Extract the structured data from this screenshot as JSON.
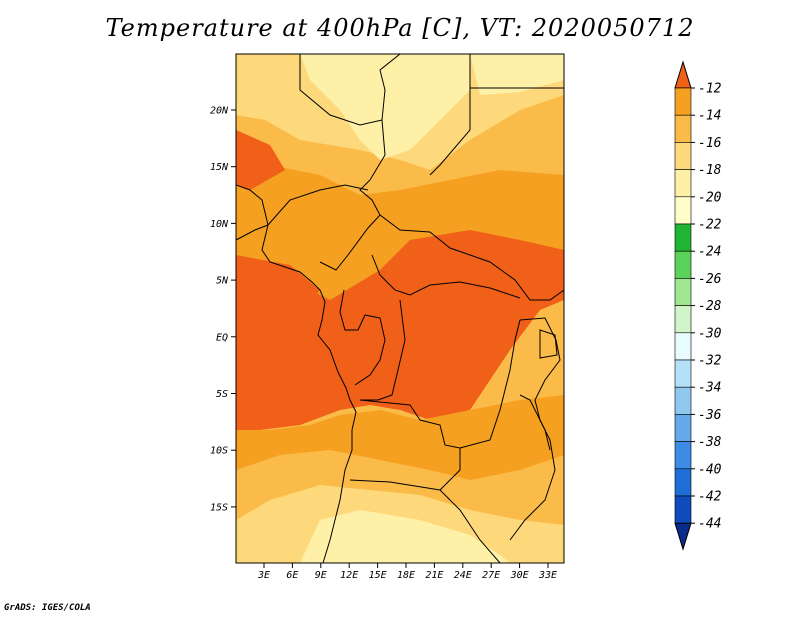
{
  "title": "Temperature at 400hPa [C], VT: 2020050712",
  "credit": "GrADS: IGES/COLA",
  "map": {
    "lat_labels": [
      "20N",
      "15N",
      "10N",
      "5N",
      "EQ",
      "5S",
      "10S",
      "15S"
    ],
    "lon_labels": [
      "3E",
      "6E",
      "9E",
      "12E",
      "15E",
      "18E",
      "21E",
      "24E",
      "27E",
      "30E",
      "33E"
    ],
    "field_colors": {
      "c12": "#f06018",
      "c14": "#f5a020",
      "c16": "#fbbb48",
      "c18": "#fdd97c",
      "c20": "#fff0a8"
    }
  },
  "colorbar": {
    "labels": [
      "-12",
      "-14",
      "-16",
      "-18",
      "-20",
      "-22",
      "-24",
      "-26",
      "-28",
      "-30",
      "-32",
      "-34",
      "-36",
      "-38",
      "-40",
      "-42",
      "-44"
    ],
    "colors": [
      "#f06018",
      "#f5a020",
      "#fbbb48",
      "#fdd97c",
      "#fff0a8",
      "#fffdc8",
      "#22b533",
      "#5bd35b",
      "#a0e690",
      "#d0f5c8",
      "#e8fbff",
      "#b4e1f7",
      "#91c8f0",
      "#64aaeb",
      "#3c8ce6",
      "#1f6ed7",
      "#0f4bbd",
      "#0a2d8c"
    ]
  }
}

----------------------------------------

**AIM OF THE EXERCISE:**
Produce an exact copy of each line of data, skipping embedded images.

**IN RESPONSE:**
Extract the structured data from this screenshot as JSON.
{
  "title": "Temperature at 400hPa [C], VT: 2020050712",
  "credit": "GrADS: IGES/COLA",
  "map": {
    "lat_labels": [
      "20N",
      "15N",
      "10N",
      "5N",
      "EQ",
      "5S",
      "10S",
      "15S"
    ],
    "lon_labels": [
      "3E",
      "6E",
      "9E",
      "12E",
      "15E",
      "18E",
      "21E",
      "24E",
      "27E",
      "30E",
      "33E"
    ],
    "field_colors": {
      "c12": "#f06018",
      "c14": "#f5a020",
      "c16": "#fbbb48",
      "c18": "#fdd97c",
      "c20": "#fff0a8"
    }
  },
  "colorbar": {
    "labels": [
      "-12",
      "-14",
      "-16",
      "-18",
      "-20",
      "-22",
      "-24",
      "-26",
      "-28",
      "-30",
      "-32",
      "-34",
      "-36",
      "-38",
      "-40",
      "-42",
      "-44"
    ],
    "colors": [
      "#f06018",
      "#f5a020",
      "#fbbb48",
      "#fdd97c",
      "#fff0a8",
      "#fffdc8",
      "#22b533",
      "#5bd35b",
      "#a0e690",
      "#d0f5c8",
      "#e8fbff",
      "#b4e1f7",
      "#91c8f0",
      "#64aaeb",
      "#3c8ce6",
      "#1f6ed7",
      "#0f4bbd",
      "#0a2d8c"
    ]
  }
}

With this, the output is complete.